I didn't know what to expect.
I was sitting in a bland waiting room, staring at a clock on the wall. My wife noticed how the time was moving slower than expected, that the nurse in the next room was talking too loud about medical issues, and how the fog and rain outside looked a bit ominous.
In early December, something showed up in my blood. It's a little ironic, because I've been working on a book about blood (long story on that one). I kept joking with people that this was all happening because I needed a good way to end the book. They didn't think that was funny.
I've seen a few movies where the doctor finally tells you whether or not you have cancer. The camera zooms in to a ticking clock on the wall. You wipe the sweat from your brow. You tap your foot. All of the issues you've faced in life suddenly pale in comparison to the pale look on your face.
I'd been through all of the tests--an MRI scan, a biopsy, and something called an MRI-guided biopsy (a way of combining two things together just to be absolutely sure). Who knew there were so many steps? I'd never had any tests like this before. I'd never been to the hospital. It felt like it was my turn. "Mr. Brandon, your number is up, please come to the counter and collect your hospital gown." The nurses were patient with me during these procedures, although I can't quite explain why they decided to use YouTube to play music in the MRI machine. Maybe I'll figure that one out someday.
A few things flashed before my eyes in that waiting room. None of these flashes had anything to do with work. I thought about my kids, mostly. I thought about Door Number One (cancer) and Door Number Two (no cancer).
Then I thought about how I need to give up control.
Most of the stress over health issues comes from a desire to control the outcome. Sitting in that waiting room, you realize you've lost control. It's either a yes or a no.

▬▬▬▬▬▬▬▬▬▬

### Complete the following
1. Could you retype the essay about waiting for test results from "In early December, something" up to and including "that was funny."?
2. Can you extend the essay about waiting for test results, starting after its last sentence?
The entries are separate material, apart from the essay about waiting for test results.

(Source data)
▬▬▬▬▬▬▬▬▬▬

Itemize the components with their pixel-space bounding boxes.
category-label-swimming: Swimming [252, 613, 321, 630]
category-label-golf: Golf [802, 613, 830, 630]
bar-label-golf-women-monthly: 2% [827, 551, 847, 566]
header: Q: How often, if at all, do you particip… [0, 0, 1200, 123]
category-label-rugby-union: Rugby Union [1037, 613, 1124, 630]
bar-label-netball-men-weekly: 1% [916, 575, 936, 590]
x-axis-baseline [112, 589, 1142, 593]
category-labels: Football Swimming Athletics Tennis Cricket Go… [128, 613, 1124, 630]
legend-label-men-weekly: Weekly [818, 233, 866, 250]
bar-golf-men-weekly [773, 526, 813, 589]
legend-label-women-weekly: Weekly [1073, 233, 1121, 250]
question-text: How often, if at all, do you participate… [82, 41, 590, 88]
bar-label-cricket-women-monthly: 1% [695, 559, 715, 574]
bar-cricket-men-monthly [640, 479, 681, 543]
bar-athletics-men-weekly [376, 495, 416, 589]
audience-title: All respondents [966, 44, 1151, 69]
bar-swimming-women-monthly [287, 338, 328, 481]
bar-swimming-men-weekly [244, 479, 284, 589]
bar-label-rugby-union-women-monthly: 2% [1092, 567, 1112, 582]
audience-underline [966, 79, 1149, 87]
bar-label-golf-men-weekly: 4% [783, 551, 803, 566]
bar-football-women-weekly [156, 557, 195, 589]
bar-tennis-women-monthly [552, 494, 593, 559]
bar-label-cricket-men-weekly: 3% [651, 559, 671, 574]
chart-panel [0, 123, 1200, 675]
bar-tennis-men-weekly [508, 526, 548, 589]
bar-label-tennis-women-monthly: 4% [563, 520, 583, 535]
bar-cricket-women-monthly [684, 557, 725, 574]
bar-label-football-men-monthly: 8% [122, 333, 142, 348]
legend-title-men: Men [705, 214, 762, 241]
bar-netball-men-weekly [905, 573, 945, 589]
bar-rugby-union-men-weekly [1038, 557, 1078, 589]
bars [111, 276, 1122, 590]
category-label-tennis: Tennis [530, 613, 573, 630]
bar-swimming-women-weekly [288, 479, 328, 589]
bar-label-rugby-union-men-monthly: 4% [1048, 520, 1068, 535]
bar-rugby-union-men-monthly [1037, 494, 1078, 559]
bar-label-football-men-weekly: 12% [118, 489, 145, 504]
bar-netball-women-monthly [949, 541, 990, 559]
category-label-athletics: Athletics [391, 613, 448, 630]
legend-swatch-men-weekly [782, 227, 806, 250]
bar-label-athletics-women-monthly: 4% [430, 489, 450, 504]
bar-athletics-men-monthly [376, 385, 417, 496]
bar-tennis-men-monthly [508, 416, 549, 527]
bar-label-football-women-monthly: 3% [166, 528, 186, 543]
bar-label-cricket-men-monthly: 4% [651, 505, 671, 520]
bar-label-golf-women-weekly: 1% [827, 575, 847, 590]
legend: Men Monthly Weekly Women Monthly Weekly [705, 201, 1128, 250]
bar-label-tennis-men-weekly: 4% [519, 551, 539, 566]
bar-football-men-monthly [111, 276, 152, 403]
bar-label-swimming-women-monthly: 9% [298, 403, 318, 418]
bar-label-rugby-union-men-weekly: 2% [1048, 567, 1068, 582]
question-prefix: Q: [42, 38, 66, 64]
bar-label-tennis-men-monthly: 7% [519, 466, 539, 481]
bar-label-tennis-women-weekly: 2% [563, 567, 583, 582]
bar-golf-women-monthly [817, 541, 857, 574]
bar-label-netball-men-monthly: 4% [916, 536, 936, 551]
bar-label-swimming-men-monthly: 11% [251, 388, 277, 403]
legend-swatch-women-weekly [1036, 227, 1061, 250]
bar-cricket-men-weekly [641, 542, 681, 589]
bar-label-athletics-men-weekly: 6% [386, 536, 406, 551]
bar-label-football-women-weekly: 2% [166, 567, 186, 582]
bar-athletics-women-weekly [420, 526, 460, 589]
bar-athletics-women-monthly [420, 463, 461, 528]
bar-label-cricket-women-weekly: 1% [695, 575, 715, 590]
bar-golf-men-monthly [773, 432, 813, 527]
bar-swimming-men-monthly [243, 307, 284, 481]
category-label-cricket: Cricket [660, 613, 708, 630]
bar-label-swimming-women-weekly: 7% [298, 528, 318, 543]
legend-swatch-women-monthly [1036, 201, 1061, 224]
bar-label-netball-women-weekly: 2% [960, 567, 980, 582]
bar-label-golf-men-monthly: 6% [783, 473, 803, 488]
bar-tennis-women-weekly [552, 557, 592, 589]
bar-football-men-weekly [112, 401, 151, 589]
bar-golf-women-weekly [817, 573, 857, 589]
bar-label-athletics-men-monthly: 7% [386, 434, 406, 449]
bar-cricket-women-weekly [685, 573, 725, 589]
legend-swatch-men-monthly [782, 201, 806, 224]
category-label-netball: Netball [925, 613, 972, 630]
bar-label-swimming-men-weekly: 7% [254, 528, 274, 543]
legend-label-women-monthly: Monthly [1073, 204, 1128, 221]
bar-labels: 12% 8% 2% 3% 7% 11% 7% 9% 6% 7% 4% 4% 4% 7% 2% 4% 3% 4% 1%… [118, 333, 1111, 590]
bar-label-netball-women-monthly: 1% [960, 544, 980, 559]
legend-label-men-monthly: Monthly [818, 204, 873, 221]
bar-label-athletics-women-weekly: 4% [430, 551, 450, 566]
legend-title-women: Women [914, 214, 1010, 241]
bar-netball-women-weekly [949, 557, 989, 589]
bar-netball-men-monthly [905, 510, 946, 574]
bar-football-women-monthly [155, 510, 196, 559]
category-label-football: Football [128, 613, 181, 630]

▬▬▬▬▬▬▬▬▬▬

### Responses by task
1.
In early December, something showed up in my blood. It's a little ironic, because I've been working on a book about blood (long story on that one). I kept joking with people that this was all happening because I needed a good way to end the book. They didn't think that was funny.

2.
My problem is widely shared. We're all seeking control in one way or another. Sure, we mentor others in a half-hearted attempt to make it seem like we don't want to be the one who makes all of the decisions. At times, we even delegate menial tasks to subordinates, all the while keeping tabs on them like our direct reports are nothing more than a Google Chrome browser. Our ultimate goal is to control the outcome. And, for some of us, we want to make sure when things go well that we get all of the credit.
As a leader, we sometimes get caught up in the act of exhibiting control over others. We micro-manage the sales team to death. We ask for one report after another from the social media folks in marketing. We push and fight and cajole. We're being "the boss" and making sure everyone knows it. We crack the whip because that's our job.
And then, it all collapses. Controlling is not the same as leading. Leading is an act of empowerment and enabling others. Great leaders can walk away from a project or even a company, giving up all control, and the people involved will happily continue working. When bad leaders walk away from a project or company, everything falls apart. You're too busy spinning all of the plates in the air. When you stop spinning, everyone sort of sits back and breathes a sigh of relief--and all of the plates fall to the ground.
In that waiting room, my plates had all crashed down. On several projects, the momentum had stalled out over the past few weeks. I wasn't answering emails with lightning precision (sorry about that). This was the type of stress that's more than just a distraction. It's a low-level hum, like a motor running off in the distance.
Now, it had all come to this moment.
Then I heard a nurse in the hallway. She said something about good news.
We walked into the doctor's office. He repeated the phrase. It was good news.
All of the tissue samples were benign. I didn't have cancer.
What did I have? A really hard lesson in giving up control. The people who performed the tests, the nurses who explained the procedures, the doctor who gave me the good news. I had to become the patient--and become patient. I had to accept the outcome.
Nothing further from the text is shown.